* [Information shown]
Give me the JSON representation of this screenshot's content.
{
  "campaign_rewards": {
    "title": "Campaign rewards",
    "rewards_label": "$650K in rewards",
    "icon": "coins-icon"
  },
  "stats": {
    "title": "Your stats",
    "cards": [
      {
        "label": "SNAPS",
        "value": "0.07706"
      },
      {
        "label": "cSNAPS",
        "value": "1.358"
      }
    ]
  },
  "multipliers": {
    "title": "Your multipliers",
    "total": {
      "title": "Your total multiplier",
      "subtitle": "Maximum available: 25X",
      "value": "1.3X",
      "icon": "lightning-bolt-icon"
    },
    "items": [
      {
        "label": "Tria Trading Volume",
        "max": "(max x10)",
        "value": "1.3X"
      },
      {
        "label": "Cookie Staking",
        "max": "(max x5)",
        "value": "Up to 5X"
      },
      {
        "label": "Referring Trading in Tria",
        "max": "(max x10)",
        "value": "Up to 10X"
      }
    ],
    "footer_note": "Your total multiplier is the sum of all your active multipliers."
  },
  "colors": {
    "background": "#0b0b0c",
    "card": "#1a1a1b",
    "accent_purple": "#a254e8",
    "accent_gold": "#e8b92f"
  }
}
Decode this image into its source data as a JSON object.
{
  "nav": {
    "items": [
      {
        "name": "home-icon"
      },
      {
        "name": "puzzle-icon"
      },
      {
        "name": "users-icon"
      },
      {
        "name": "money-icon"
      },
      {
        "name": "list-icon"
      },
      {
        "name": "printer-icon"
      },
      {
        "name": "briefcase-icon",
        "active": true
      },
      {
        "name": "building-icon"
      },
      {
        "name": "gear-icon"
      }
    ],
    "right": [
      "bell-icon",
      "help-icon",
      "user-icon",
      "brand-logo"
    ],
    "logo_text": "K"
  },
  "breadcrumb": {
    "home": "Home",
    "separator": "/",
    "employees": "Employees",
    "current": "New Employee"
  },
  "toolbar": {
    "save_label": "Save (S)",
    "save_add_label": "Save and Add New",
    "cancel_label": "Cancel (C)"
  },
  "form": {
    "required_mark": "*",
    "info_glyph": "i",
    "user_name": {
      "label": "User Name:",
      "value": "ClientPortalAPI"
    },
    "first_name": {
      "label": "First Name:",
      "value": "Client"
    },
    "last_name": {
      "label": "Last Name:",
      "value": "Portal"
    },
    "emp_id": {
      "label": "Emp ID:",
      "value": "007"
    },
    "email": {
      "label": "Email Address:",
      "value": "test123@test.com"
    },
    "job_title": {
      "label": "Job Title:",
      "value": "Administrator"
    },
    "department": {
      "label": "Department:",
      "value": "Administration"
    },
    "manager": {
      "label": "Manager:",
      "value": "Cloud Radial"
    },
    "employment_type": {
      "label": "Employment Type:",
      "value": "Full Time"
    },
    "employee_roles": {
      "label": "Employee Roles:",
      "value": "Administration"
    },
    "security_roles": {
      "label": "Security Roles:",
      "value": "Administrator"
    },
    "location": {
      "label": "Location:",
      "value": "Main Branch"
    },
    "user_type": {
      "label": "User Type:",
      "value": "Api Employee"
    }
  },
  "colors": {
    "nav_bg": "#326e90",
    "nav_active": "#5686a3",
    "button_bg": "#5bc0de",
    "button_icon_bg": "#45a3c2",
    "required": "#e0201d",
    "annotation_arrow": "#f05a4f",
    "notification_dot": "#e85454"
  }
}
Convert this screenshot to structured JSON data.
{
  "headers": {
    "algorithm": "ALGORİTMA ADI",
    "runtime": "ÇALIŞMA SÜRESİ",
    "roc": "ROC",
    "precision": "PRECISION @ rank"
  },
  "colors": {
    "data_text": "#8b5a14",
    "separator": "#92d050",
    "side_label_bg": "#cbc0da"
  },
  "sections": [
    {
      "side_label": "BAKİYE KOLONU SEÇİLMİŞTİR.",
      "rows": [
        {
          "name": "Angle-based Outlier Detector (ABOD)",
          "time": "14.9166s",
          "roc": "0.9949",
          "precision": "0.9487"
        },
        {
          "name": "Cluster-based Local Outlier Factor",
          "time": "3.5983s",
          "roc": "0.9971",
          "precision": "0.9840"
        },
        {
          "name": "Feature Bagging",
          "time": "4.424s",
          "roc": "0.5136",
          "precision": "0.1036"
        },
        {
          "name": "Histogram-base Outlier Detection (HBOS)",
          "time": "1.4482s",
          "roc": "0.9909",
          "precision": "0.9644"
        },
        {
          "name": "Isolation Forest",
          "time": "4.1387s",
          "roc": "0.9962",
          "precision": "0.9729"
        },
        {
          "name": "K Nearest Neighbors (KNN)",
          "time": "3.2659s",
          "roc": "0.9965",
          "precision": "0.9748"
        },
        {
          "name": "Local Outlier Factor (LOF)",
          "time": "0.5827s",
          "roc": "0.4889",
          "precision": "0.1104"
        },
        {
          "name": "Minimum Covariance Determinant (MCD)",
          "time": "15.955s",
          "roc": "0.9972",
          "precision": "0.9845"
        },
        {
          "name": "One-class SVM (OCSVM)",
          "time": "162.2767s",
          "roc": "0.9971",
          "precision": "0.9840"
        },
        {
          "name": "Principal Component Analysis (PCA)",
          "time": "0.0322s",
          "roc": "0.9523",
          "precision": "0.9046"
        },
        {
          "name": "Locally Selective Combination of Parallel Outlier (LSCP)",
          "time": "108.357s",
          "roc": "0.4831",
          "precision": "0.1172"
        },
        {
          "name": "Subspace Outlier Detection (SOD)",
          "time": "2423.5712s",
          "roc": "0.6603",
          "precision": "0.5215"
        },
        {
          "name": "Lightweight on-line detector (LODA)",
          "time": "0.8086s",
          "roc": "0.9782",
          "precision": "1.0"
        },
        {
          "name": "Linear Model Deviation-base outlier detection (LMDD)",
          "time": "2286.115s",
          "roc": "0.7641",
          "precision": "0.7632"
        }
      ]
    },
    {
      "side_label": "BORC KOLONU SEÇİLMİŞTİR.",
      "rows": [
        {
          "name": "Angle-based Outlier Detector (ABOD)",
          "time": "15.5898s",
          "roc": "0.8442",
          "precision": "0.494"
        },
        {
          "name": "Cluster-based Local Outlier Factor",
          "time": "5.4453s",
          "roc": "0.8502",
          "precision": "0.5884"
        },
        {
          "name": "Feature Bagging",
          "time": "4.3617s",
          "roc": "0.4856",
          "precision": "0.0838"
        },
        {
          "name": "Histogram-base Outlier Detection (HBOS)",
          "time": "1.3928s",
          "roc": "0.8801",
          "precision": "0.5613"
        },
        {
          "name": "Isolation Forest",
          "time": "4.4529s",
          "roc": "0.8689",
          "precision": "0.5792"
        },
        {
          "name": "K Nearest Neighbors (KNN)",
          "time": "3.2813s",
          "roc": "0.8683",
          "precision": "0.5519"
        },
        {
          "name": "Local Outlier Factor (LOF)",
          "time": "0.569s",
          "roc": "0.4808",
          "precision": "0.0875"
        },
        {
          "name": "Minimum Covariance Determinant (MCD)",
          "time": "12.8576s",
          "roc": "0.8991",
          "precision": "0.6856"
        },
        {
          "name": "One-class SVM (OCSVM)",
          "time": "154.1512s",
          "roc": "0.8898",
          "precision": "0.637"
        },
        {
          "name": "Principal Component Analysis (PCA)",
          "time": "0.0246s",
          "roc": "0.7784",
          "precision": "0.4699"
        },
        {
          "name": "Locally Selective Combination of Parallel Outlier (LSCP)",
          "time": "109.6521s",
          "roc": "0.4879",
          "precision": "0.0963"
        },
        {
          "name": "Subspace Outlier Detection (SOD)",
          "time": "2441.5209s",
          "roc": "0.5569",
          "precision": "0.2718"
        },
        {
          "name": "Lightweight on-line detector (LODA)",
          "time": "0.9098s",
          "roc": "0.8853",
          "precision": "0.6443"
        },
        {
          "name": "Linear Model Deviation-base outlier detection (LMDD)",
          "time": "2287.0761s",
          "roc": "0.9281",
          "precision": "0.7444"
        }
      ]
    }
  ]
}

* [The task] Return each line of the data that contains the string "total".

* [Exercise solution]
    "total": {
      "title": "Your total multiplier",
    "footer_note": "Your total multiplier is the sum of all your active multipliers."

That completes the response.